**Text block:**
※ ※ ※
Supply management :a job creator

Report estimates an expected $4.6 to $6.3 billion decrease in GDP

Montreal, January 19th, 2018 – According to La Coop fédérée, the Canadian supply management system should not be used as a bargaining chip for the eventual renewal of the North American Free Trade Agreement (NAFTA). If so, this would result in serious economic and social impacts for many regions of the country in the long-term. The negative impacts would be felt by many Canadians - producers and consumers.

A recent PWC Canadareport, commissioned by La Coop fédérée, Exceldor coopérative, Burnbrae Farms and Nutrigroupe, in collaboration with the Fédération des producteurs d’œufs du Québec, Les Éleveurs de volailles du Québec and the Producteurs d’œufs d’incubation du Québec, indicates that between 58,000 and 80,000 jobs are threatened in Canada in the event that the supply management system disappears.

A difficult future 
According to the results of the study, the primary consequence of abandoning the system will be that the cost of US imports into Canada will likely become the reference price for the combined United States and Canada markets. In concrete terms, this means that far fewer products from local producers will be available to consumers. 

The PwC Canada report estimates that a dismantling of supply management may result in a market share loss of 80% to 90% of Canadian egg production, which will leave them with 10% to 20% of the current market, whereas the market share for chicken production may decrease by 40% to 70%. Another consequence is that the vast majority of the Canadian turkey industry may disappear.

From an economic perspective, these market share losses would translate into a decrease in Canadian GDP ranging from $4.6 to $6.3 billion.

No gain for the Canadian consumer 
Will the abandonment of the system benefit Canadian consumers in terms of lower prices? According to the report, the price declines will likely be moderate. In addition, in terms of social impacts, the decline in the number of family farms could undermine social cohesion in rural areas.

The findings of the report therefore do not predict anything positive for the Canadian agri-food sector. In fact, the authors note that: 

  • In the event that the supply management system is dismantled, it is reasonable to expect that in the absence of a long transition period and major restructuring, a large portion of the markets for eggs and chicken in Canada will be filled by US companies; 

  • Significant negative threats to biosecurity and the environment will likely emerge as a result of the system being dismantled; 

  • Governments' attempts to mitigate these impacts would require massive government support and a long transition process; 

  • Some areas with large numbers of small egg and chicken producers may have disproportionately negative effects, and provinces without major processing companies will likely lose most of their production; 

  • Employees who lose their jobs will probably find it difficult to find a new job because the average level of education for these employees is well below the national average; 

  • Canada will increase its dependence on imports for staple foods, which will increase the risk of food-related shocks; 

  • An open market regime could lead to a decline in the quality of the food supply and a decrease in consumer choice.
※ ※ ※
**Layout element entries:**
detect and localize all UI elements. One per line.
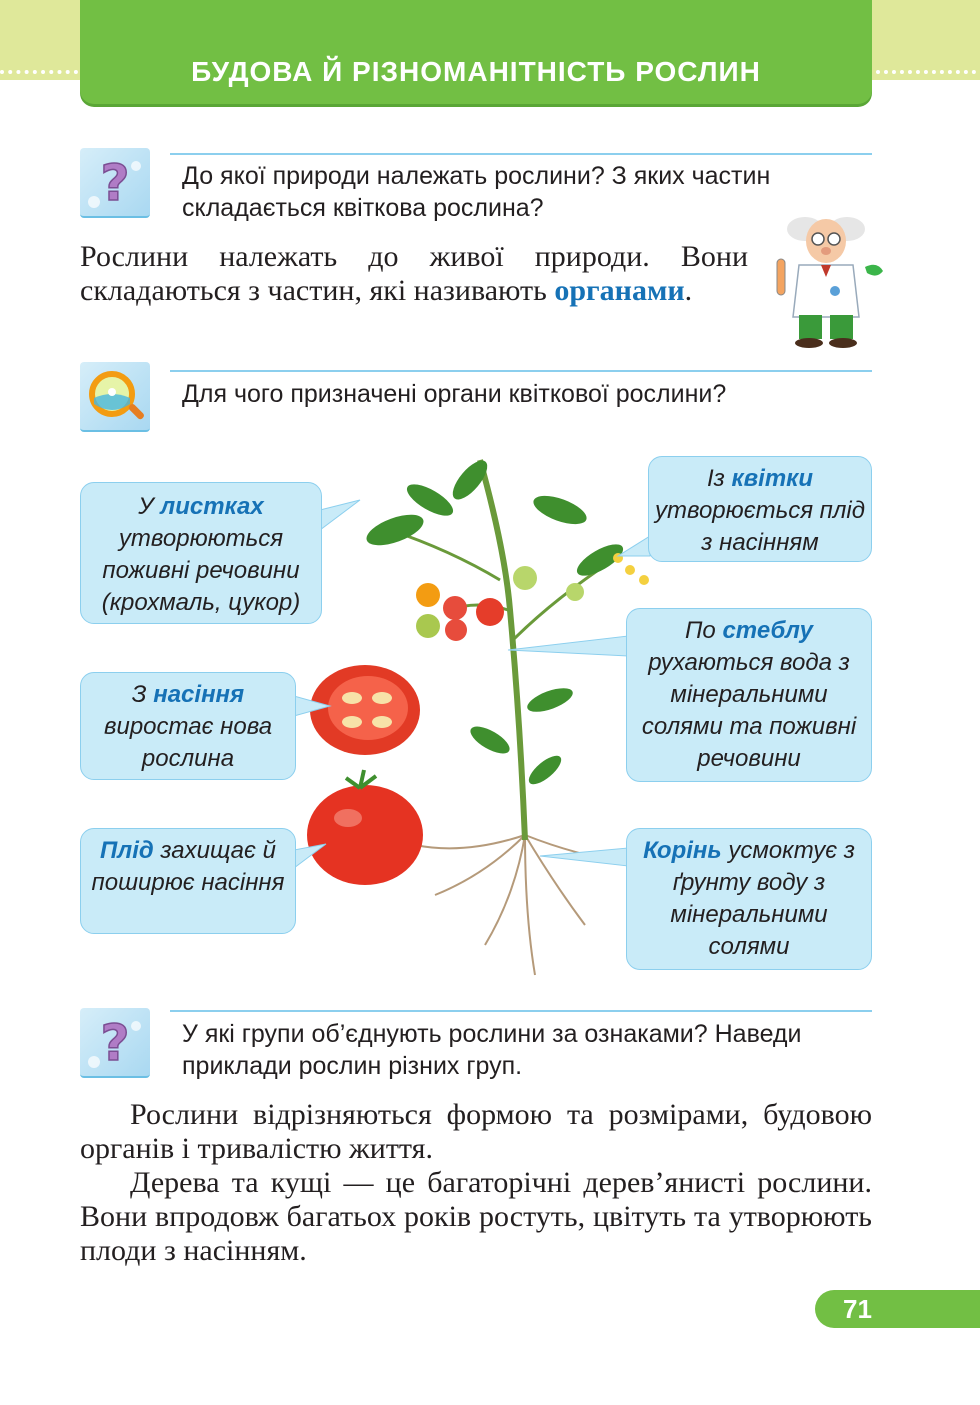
- svg-text:?: ?: [100, 154, 130, 212]
- question-icon: [80, 1008, 150, 1078]
- callout-flower-text: утворюється плід з насінням: [654, 497, 866, 556]
- callout-root-keyword: Корінь: [643, 837, 722, 864]
- page-number-tab: [815, 1290, 980, 1328]
- body-paragraph: Рослини відрізняються формою та розмірами, будовою органів і тривалістю життя.: [80, 1098, 872, 1165]
- svg-text:?: ?: [100, 1014, 130, 1072]
- body-paragraph: Дерева та кущі — це багаторічні дерев’янисті рослини. Вони впродовж багатьох років ростуть, цвітуть та утворюють плоди з насінням.: [80, 1166, 872, 1267]
- body-paragraph-text: Рослини належать до живої природи. Вони складаються з частин, які називають: [80, 240, 748, 307]
- callout-fruit-text: захищає й поширює насіння: [91, 837, 285, 896]
- callout-seeds-pre: З: [131, 681, 147, 708]
- callout-leaves-keyword: листках: [160, 493, 264, 520]
- page-title: БУДОВА Й РІЗНОМАНІТНІСТЬ РОСЛИН: [191, 56, 761, 87]
- question-rule: [170, 1010, 872, 1012]
- callout-fruit-keyword: Плід: [100, 837, 154, 864]
- callout-leaves-text: утворюються поживні речовини (крохмаль, цукор): [101, 525, 301, 616]
- callout-stem-keyword: стеблу: [722, 617, 813, 644]
- callout-flower-pre: Із: [707, 465, 725, 492]
- callout-seeds-keyword: насіння: [153, 681, 245, 708]
- callout-stem-text: рухаються вода з мінеральними солями та поживні речовини: [641, 649, 857, 772]
- callout-stem-pre: По: [685, 617, 716, 644]
- callout-fruit: [80, 828, 296, 934]
- question-text: У які групи об’єднують рослини за ознаками? Наведи приклади рослин різних груп.: [182, 1020, 802, 1080]
- callout-flower-keyword: квітки: [731, 465, 813, 492]
- callout-leaves-pre: У: [138, 493, 154, 520]
- paragraph-end: .: [684, 274, 693, 307]
- term-organs: органами: [554, 274, 685, 307]
- page-number: 71: [843, 1294, 872, 1324]
- callout-flower: [648, 456, 872, 562]
- callout-leaves: [80, 482, 322, 624]
- callout-root-text: усмоктує з ґрунту воду з мінеральними солями: [670, 837, 855, 960]
- callout-seeds: [80, 672, 296, 780]
- callout-seeds-text: виростає нова рослина: [103, 713, 273, 772]
- callout-stem: [626, 608, 872, 782]
- question-text: До якої природи належать рослини? З яких частин складається квіткова рослина?: [182, 162, 771, 222]
- callout-root: [626, 828, 872, 970]
- question-text: Для чого призначені органи квіткової рослини?: [182, 380, 727, 408]
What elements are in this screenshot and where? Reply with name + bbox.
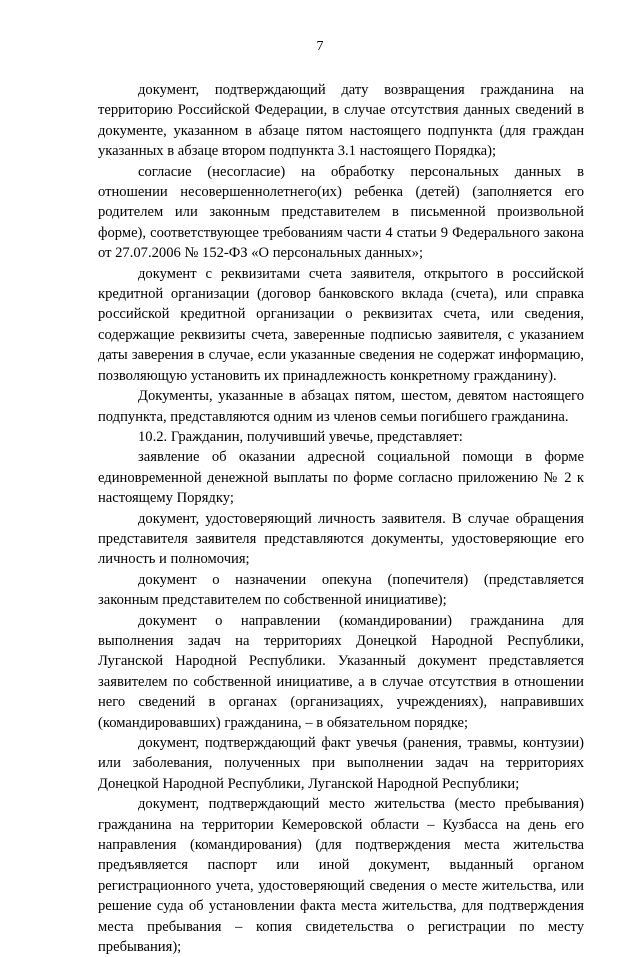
※ ※ ※
**Exercise goal:** In the text on supply management, how many jobs in Canada does the PwC Canada report say are threatened if the system disappears?

**Result of this exercise:** Between 58,000 and 80,000 jobs.